_WHAT YOU ARE ASKED TO DO_: Copy out each line of the material in which the word "title" appears.

Stored items:
########################################

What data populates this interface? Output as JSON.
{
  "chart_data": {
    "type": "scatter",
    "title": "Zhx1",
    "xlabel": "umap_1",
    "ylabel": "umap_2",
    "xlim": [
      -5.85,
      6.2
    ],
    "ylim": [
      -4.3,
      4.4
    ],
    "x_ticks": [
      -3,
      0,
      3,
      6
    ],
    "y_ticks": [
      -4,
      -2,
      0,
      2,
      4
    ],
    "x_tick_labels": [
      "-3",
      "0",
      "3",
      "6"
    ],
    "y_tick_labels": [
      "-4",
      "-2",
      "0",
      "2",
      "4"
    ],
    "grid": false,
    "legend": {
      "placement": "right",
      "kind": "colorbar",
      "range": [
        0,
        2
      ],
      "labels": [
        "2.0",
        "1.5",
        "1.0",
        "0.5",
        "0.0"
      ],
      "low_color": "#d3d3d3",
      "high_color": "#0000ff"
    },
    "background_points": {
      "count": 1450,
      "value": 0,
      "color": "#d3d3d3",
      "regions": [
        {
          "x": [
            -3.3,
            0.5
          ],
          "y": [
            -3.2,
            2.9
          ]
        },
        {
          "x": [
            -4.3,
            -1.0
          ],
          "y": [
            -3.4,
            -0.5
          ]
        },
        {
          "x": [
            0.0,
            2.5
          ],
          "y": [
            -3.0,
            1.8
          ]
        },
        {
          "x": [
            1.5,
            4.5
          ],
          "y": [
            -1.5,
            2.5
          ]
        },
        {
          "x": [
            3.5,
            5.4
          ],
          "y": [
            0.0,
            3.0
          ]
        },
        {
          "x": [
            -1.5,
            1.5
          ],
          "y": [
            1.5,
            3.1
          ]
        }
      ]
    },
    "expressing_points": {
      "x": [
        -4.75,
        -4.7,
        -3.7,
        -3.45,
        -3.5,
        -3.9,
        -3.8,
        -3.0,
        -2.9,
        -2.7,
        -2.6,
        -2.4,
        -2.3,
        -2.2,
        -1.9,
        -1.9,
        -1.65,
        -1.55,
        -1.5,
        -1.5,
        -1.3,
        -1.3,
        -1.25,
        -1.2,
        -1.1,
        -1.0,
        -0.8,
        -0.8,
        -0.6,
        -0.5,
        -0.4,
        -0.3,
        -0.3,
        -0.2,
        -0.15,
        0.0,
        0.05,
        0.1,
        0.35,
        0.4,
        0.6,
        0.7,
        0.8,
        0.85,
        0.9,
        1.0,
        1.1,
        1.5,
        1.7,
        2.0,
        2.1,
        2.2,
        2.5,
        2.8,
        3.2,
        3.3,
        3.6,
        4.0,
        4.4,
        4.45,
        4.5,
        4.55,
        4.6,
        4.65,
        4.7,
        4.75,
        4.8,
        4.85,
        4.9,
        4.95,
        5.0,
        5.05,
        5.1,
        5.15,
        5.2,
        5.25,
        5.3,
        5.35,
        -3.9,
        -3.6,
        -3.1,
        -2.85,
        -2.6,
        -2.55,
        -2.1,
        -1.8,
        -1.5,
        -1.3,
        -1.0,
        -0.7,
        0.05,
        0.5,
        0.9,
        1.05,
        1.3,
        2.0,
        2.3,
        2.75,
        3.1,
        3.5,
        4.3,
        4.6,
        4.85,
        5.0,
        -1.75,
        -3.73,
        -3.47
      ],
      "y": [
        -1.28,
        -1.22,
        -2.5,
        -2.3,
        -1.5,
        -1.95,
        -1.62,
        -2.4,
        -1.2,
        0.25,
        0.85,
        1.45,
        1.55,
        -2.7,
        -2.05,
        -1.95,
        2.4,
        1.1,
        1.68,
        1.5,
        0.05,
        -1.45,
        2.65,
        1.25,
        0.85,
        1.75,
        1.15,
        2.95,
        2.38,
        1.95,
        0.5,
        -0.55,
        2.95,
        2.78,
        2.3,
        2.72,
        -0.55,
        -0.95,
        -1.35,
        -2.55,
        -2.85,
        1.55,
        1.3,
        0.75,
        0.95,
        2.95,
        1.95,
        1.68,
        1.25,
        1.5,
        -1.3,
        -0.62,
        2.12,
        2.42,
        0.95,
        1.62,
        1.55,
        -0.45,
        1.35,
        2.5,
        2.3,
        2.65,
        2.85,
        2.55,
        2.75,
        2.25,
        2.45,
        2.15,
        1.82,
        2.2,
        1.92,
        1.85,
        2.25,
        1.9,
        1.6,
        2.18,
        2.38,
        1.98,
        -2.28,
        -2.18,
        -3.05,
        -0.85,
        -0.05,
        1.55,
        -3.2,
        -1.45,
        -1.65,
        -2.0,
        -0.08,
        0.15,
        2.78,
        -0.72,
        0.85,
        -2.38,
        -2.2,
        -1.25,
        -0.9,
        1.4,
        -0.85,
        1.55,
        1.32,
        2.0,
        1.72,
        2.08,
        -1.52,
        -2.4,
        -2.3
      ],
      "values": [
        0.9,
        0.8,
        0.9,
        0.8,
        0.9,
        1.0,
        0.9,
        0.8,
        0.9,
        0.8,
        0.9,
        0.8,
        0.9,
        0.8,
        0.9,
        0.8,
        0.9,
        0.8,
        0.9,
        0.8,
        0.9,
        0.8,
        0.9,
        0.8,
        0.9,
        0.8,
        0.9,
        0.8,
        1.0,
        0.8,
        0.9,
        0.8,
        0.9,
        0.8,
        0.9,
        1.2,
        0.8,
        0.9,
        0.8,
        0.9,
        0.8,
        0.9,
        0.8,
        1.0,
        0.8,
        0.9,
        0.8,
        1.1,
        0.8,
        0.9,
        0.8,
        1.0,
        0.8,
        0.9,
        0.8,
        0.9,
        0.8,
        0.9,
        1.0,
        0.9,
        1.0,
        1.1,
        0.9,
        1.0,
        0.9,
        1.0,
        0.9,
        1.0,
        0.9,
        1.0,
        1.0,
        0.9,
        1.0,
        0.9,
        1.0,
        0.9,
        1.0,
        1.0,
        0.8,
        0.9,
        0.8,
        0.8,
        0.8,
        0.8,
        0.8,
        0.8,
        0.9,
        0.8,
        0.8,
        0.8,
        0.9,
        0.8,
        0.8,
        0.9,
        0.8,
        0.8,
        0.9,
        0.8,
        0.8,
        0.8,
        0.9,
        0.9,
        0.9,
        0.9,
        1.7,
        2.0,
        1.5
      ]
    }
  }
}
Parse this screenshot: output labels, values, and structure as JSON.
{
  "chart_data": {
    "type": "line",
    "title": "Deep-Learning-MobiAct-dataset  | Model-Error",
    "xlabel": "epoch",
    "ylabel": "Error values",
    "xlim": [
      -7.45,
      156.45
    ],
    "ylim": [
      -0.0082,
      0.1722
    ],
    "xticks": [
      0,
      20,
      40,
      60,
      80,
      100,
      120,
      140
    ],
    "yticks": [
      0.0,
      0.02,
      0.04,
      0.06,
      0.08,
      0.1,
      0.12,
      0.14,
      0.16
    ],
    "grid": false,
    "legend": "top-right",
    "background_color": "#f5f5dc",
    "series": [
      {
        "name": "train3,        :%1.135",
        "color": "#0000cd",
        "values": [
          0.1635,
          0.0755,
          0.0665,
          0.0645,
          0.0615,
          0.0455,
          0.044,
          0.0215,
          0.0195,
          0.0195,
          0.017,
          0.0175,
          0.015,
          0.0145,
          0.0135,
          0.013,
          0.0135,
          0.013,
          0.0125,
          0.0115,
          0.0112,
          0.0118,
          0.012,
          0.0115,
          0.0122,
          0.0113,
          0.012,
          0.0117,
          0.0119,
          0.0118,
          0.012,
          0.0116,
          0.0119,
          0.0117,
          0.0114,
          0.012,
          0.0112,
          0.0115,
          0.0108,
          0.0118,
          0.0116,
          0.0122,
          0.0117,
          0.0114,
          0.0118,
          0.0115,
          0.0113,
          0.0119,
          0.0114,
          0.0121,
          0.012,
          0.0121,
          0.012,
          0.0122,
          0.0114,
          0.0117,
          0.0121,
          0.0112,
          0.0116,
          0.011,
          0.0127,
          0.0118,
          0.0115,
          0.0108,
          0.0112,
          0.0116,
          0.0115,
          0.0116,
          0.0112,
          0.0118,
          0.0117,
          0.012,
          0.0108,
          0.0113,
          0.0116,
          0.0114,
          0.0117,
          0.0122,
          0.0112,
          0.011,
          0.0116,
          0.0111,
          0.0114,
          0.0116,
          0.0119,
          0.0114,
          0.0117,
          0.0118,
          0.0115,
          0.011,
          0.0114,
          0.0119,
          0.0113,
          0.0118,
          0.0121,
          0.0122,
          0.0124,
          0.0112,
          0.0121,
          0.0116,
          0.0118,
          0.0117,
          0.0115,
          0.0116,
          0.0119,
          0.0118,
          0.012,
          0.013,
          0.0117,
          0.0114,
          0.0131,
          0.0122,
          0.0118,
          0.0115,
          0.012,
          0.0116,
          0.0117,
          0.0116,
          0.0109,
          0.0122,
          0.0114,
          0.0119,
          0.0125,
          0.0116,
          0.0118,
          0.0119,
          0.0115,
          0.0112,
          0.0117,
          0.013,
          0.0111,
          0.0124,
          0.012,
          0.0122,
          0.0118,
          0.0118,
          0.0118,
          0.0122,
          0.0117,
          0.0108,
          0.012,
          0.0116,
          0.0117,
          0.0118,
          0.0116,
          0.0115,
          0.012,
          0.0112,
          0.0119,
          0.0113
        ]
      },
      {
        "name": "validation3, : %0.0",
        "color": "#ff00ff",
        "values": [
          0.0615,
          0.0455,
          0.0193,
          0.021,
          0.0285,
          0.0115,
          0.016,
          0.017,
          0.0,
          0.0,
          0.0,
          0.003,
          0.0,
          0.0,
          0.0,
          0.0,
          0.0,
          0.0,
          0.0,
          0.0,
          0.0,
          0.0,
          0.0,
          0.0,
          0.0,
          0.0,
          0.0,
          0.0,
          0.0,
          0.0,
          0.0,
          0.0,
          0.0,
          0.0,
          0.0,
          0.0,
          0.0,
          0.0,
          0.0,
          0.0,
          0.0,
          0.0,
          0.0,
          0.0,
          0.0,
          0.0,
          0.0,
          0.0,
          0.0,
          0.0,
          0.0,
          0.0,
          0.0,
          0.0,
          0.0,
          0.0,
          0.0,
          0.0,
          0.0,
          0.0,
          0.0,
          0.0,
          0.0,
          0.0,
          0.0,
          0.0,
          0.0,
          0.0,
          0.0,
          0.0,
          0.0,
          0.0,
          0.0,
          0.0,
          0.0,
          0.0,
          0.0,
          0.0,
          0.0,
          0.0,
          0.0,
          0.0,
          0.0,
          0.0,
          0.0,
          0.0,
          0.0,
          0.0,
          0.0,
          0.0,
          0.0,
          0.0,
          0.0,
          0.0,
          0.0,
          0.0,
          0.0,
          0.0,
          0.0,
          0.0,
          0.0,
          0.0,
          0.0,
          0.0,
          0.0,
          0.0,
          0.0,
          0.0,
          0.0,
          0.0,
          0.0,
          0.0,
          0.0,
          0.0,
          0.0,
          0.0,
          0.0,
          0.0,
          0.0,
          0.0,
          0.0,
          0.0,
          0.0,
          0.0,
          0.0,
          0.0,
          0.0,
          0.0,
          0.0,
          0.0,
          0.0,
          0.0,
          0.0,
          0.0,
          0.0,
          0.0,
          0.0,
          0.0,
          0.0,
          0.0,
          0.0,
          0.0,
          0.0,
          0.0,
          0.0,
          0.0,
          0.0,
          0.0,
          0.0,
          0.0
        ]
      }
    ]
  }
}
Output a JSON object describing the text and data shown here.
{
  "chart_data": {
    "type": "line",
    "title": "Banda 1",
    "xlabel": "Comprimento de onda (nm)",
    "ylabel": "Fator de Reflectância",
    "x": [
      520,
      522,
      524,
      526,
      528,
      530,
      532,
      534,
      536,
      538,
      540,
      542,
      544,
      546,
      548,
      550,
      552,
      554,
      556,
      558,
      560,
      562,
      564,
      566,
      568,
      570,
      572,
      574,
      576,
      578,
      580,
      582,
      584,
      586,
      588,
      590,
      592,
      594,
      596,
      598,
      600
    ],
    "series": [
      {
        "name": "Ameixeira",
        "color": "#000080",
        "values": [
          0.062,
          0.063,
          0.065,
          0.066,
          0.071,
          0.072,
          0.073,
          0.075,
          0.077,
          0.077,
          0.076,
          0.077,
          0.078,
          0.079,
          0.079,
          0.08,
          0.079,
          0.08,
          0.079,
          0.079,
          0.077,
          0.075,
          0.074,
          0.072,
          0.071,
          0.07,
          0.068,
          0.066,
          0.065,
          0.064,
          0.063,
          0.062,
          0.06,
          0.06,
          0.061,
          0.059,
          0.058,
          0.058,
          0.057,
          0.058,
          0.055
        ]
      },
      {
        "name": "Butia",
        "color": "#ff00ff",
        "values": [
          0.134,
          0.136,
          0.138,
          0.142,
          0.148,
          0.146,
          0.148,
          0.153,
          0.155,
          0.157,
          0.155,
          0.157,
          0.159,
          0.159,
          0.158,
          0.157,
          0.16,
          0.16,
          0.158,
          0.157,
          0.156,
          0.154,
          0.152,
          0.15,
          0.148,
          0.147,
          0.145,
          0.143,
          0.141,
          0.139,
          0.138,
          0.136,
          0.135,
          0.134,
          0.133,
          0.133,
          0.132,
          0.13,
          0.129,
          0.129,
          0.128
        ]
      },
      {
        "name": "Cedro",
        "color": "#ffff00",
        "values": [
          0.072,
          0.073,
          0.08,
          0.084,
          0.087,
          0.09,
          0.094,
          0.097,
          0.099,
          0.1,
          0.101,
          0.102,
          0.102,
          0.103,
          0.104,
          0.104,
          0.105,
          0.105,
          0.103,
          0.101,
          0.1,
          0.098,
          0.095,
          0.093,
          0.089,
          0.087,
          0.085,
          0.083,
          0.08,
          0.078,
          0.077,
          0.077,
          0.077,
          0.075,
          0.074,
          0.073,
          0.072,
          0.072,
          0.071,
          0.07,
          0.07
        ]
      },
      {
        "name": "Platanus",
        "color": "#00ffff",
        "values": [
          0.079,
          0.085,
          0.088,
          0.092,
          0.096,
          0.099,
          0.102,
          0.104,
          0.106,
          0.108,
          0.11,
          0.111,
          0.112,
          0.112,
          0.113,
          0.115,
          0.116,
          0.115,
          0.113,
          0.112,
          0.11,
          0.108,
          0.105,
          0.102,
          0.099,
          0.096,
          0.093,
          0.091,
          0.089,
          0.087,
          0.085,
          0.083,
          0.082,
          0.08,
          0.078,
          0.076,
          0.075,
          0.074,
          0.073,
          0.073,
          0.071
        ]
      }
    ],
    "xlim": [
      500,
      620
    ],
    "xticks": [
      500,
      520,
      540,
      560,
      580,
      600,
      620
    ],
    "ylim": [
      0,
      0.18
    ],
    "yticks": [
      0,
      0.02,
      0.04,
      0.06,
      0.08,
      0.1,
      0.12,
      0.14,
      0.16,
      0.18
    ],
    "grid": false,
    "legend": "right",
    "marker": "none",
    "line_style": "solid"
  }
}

########################################

_FULL OUTPUT_:
    "title": "Zhx1",
    "title": "Deep-Learning-MobiAct-dataset  | Model-Error",
    "title": "Banda 1",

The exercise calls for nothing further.